» Data supplied:
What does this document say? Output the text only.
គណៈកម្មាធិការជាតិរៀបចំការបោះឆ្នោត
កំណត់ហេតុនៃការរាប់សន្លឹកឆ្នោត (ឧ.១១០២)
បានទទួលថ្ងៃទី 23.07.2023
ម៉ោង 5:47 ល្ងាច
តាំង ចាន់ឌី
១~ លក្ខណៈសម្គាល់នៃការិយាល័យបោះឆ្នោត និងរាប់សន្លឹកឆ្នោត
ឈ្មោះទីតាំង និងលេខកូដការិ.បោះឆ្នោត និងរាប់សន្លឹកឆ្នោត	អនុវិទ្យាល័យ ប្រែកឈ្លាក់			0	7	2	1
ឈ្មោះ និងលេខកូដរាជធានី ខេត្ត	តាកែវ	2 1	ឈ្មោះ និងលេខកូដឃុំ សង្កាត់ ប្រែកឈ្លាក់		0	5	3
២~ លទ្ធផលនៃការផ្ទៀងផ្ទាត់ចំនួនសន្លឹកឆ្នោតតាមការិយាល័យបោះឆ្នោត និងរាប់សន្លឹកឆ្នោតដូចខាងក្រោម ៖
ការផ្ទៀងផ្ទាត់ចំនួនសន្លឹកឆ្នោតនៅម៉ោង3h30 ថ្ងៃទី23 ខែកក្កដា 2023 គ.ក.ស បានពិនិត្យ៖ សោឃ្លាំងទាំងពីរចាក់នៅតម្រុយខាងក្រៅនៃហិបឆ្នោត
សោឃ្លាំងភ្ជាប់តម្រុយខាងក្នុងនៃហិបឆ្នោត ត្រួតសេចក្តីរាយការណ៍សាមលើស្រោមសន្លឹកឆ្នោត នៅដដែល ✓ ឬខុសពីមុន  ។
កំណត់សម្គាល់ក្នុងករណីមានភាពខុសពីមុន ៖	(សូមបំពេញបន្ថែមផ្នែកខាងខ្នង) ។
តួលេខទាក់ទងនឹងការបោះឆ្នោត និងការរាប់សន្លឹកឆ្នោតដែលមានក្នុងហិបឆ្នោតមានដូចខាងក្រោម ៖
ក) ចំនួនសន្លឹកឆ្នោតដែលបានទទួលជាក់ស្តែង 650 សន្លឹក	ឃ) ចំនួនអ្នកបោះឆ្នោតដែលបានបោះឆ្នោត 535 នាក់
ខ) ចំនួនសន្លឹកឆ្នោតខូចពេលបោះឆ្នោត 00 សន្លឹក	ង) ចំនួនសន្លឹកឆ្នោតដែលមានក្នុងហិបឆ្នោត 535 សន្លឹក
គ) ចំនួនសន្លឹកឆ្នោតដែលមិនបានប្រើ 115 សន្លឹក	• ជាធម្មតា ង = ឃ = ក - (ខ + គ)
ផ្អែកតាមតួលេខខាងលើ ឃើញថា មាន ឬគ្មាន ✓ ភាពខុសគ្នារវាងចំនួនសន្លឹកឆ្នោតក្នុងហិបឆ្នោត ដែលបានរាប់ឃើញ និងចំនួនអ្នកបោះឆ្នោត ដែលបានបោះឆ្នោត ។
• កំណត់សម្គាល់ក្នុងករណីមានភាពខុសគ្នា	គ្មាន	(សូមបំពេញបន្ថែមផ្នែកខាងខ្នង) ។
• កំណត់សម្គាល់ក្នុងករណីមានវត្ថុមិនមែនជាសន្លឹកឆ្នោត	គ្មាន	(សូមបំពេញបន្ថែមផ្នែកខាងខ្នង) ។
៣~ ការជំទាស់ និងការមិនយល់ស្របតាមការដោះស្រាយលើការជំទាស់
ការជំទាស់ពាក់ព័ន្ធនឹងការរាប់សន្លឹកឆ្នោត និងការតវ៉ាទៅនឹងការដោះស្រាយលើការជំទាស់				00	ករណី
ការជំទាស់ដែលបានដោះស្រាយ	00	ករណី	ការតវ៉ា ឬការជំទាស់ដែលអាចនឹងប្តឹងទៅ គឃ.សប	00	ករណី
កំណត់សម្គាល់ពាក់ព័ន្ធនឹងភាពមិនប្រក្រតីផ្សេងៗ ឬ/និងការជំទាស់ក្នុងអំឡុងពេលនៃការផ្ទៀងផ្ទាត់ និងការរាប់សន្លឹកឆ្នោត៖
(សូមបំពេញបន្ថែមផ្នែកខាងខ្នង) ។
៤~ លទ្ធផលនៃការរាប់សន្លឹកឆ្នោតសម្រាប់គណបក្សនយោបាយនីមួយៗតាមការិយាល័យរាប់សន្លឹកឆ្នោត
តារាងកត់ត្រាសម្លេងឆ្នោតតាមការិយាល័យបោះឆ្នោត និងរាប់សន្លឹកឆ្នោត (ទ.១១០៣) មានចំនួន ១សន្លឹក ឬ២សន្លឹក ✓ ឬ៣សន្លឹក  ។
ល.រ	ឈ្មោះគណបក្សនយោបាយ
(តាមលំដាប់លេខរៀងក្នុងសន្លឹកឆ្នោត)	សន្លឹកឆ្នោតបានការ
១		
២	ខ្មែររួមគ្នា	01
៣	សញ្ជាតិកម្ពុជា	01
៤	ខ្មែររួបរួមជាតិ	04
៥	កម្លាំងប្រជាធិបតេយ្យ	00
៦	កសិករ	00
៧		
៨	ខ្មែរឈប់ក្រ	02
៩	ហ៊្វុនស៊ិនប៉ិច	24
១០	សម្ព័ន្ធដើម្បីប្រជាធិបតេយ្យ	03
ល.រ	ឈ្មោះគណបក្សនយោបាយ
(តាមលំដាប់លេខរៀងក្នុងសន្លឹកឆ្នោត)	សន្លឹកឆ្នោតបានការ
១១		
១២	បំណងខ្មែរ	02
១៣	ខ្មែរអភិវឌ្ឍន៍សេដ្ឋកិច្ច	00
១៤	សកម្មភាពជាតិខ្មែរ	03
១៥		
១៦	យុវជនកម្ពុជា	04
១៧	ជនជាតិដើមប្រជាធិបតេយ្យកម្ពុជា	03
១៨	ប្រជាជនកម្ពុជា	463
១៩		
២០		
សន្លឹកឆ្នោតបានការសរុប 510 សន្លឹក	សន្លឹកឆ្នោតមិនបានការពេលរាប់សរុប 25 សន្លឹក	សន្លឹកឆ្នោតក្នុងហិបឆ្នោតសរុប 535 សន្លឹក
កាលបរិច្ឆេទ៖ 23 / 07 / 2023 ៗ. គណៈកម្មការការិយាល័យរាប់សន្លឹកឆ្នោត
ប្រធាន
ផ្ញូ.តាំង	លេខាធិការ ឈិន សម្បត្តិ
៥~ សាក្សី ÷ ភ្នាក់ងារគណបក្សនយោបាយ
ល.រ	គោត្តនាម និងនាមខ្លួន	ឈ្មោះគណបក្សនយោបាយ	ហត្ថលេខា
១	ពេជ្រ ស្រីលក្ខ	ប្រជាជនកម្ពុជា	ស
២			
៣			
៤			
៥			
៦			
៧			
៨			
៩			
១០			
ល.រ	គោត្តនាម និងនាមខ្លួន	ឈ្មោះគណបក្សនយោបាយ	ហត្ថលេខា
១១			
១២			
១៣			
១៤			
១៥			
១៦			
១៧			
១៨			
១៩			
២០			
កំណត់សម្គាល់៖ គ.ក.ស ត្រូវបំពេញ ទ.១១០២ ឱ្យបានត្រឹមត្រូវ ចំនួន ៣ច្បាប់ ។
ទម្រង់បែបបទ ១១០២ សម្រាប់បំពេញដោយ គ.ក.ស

» What to work on: Write out every line of the material again, exactly as it reads.

» Task answer:
What does this document say? Output the text only.
គណៈកម្មាធិការជាតិរៀបចំការបោះឆ្នោត
កំណត់ហេតុនៃការរាប់សន្លឹកឆ្នោត (ឧ.១១០២)
បានទទួលថ្ងៃទី 23.07.2023
ម៉ោង 5:47 ល្ងាច
តាំង ចាន់ឌី
១~ លក្ខណៈសម្គាល់នៃការិយាល័យបោះឆ្នោត និងរាប់សន្លឹកឆ្នោត
ឈ្មោះទីតាំង និងលេខកូដការិ.បោះឆ្នោត និងរាប់សន្លឹកឆ្នោត	អនុវិទ្យាល័យ ប្រែកឈ្លាក់			0	7	2	1
ឈ្មោះ និងលេខកូដរាជធានី ខេត្ត	តាកែវ	2 1	ឈ្មោះ និងលេខកូដឃុំ សង្កាត់ ប្រែកឈ្លាក់		0	5	3
២~ លទ្ធផលនៃការផ្ទៀងផ្ទាត់ចំនួនសន្លឹកឆ្នោតតាមការិយាល័យបោះឆ្នោត និងរាប់សន្លឹកឆ្នោតដូចខាងក្រោម ៖
ការផ្ទៀងផ្ទាត់ចំនួនសន្លឹកឆ្នោតនៅម៉ោង3h30 ថ្ងៃទី23 ខែកក្កដា 2023 គ.ក.ស បានពិនិត្យ៖ សោឃ្លាំងទាំងពីរចាក់នៅតម្រុយខាងក្រៅនៃហិបឆ្នោត
សោឃ្លាំងភ្ជាប់តម្រុយខាងក្នុងនៃហិបឆ្នោត ត្រួតសេចក្តីរាយការណ៍សាមលើស្រោមសន្លឹកឆ្នោត នៅដដែល ✓ ឬខុសពីមុន  ។
កំណត់សម្គាល់ក្នុងករណីមានភាពខុសពីមុន ៖	(សូមបំពេញបន្ថែមផ្នែកខាងខ្នង) ។
តួលេខទាក់ទងនឹងការបោះឆ្នោត និងការរាប់សន្លឹកឆ្នោតដែលមានក្នុងហិបឆ្នោតមានដូចខាងក្រោម ៖
ក) ចំនួនសន្លឹកឆ្នោតដែលបានទទួលជាក់ស្តែង 650 សន្លឹក	ឃ) ចំនួនអ្នកបោះឆ្នោតដែលបានបោះឆ្នោត 535 នាក់
ខ) ចំនួនសន្លឹកឆ្នោតខូចពេលបោះឆ្នោត 00 សន្លឹក	ង) ចំនួនសន្លឹកឆ្នោតដែលមានក្នុងហិបឆ្នោត 535 សន្លឹក
គ) ចំនួនសន្លឹកឆ្នោតដែលមិនបានប្រើ 115 សន្លឹក	• ជាធម្មតា ង = ឃ = ក - (ខ + គ)
ផ្អែកតាមតួលេខខាងលើ ឃើញថា មាន ឬគ្មាន ✓ ភាពខុសគ្នារវាងចំនួនសន្លឹកឆ្នោតក្នុងហិបឆ្នោត ដែលបានរាប់ឃើញ និងចំនួនអ្នកបោះឆ្នោត ដែលបានបោះឆ្នោត ។
• កំណត់សម្គាល់ក្នុងករណីមានភាពខុសគ្នា	គ្មាន	(សូមបំពេញបន្ថែមផ្នែកខាងខ្នង) ។
• កំណត់សម្គាល់ក្នុងករណីមានវត្ថុមិនមែនជាសន្លឹកឆ្នោត	គ្មាន	(សូមបំពេញបន្ថែមផ្នែកខាងខ្នង) ។
៣~ ការជំទាស់ និងការមិនយល់ស្របតាមការដោះស្រាយលើការជំទាស់
ការជំទាស់ពាក់ព័ន្ធនឹងការរាប់សន្លឹកឆ្នោត និងការតវ៉ាទៅនឹងការដោះស្រាយលើការជំទាស់				00	ករណី
ការជំទាស់ដែលបានដោះស្រាយ	00	ករណី	ការតវ៉ា ឬការជំទាស់ដែលអាចនឹងប្តឹងទៅ គឃ.សប	00	ករណី
កំណត់សម្គាល់ពាក់ព័ន្ធនឹងភាពមិនប្រក្រតីផ្សេងៗ ឬ/និងការជំទាស់ក្នុងអំឡុងពេលនៃការផ្ទៀងផ្ទាត់ និងការរាប់សន្លឹកឆ្នោត៖
(សូមបំពេញបន្ថែមផ្នែកខាងខ្នង) ។
៤~ លទ្ធផលនៃការរាប់សន្លឹកឆ្នោតសម្រាប់គណបក្សនយោបាយនីមួយៗតាមការិយាល័យរាប់សន្លឹកឆ្នោត
តារាងកត់ត្រាសម្លេងឆ្នោតតាមការិយាល័យបោះឆ្នោត និងរាប់សន្លឹកឆ្នោត (ទ.១១០៣) មានចំនួន ១សន្លឹក ឬ២សន្លឹក ✓ ឬ៣សន្លឹក  ។
ល.រ	ឈ្មោះគណបក្សនយោបាយ
(តាមលំដាប់លេខរៀងក្នុងសន្លឹកឆ្នោត)	សន្លឹកឆ្នោតបានការ
១		
២	ខ្មែររួមគ្នា	01
៣	សញ្ជាតិកម្ពុជា	01
៤	ខ្មែររួបរួមជាតិ	04
៥	កម្លាំងប្រជាធិបតេយ្យ	00
៦	កសិករ	00
៧		
៨	ខ្មែរឈប់ក្រ	02
៩	ហ៊្វុនស៊ិនប៉ិច	24
១០	សម្ព័ន្ធដើម្បីប្រជាធិបតេយ្យ	03
ល.រ	ឈ្មោះគណបក្សនយោបាយ
(តាមលំដាប់លេខរៀងក្នុងសន្លឹកឆ្នោត)	សន្លឹកឆ្នោតបានការ
១១		
១២	បំណងខ្មែរ	02
១៣	ខ្មែរអភិវឌ្ឍន៍សេដ្ឋកិច្ច	00
១៤	សកម្មភាពជាតិខ្មែរ	03
១៥		
១៦	យុវជនកម្ពុជា	04
១៧	ជនជាតិដើមប្រជាធិបតេយ្យកម្ពុជា	03
១៨	ប្រជាជនកម្ពុជា	463
១៩		
២០		
សន្លឹកឆ្នោតបានការសរុប 510 សន្លឹក	សន្លឹកឆ្នោតមិនបានការពេលរាប់សរុប 25 សន្លឹក	សន្លឹកឆ្នោតក្នុងហិបឆ្នោតសរុប 535 សន្លឹក
កាលបរិច្ឆេទ៖ 23 / 07 / 2023 ៗ. គណៈកម្មការការិយាល័យរាប់សន្លឹកឆ្នោត
ប្រធាន
ផ្ញូ.តាំង	លេខាធិការ ឈិន សម្បត្តិ
៥~ សាក្សី ÷ ភ្នាក់ងារគណបក្សនយោបាយ
ល.រ	គោត្តនាម និងនាមខ្លួន	ឈ្មោះគណបក្សនយោបាយ	ហត្ថលេខា
១	ពេជ្រ ស្រីលក្ខ	ប្រជាជនកម្ពុជា	ស
២			
៣			
៤			
៥			
៦			
៧			
៨			
៩			
១០			
ល.រ	គោត្តនាម និងនាមខ្លួន	ឈ្មោះគណបក្សនយោបាយ	ហត្ថលេខា
១១			
១២			
១៣			
១៤			
១៥			
១៦			
១៧			
១៨			
១៩			
២០			
កំណត់សម្គាល់៖ គ.ក.ស ត្រូវបំពេញ ទ.១១០២ ឱ្យបានត្រឹមត្រូវ ចំនួន ៣ច្បាប់ ។
ទម្រង់បែបបទ ១១០២ សម្រាប់បំពេញដោយ គ.ក.ស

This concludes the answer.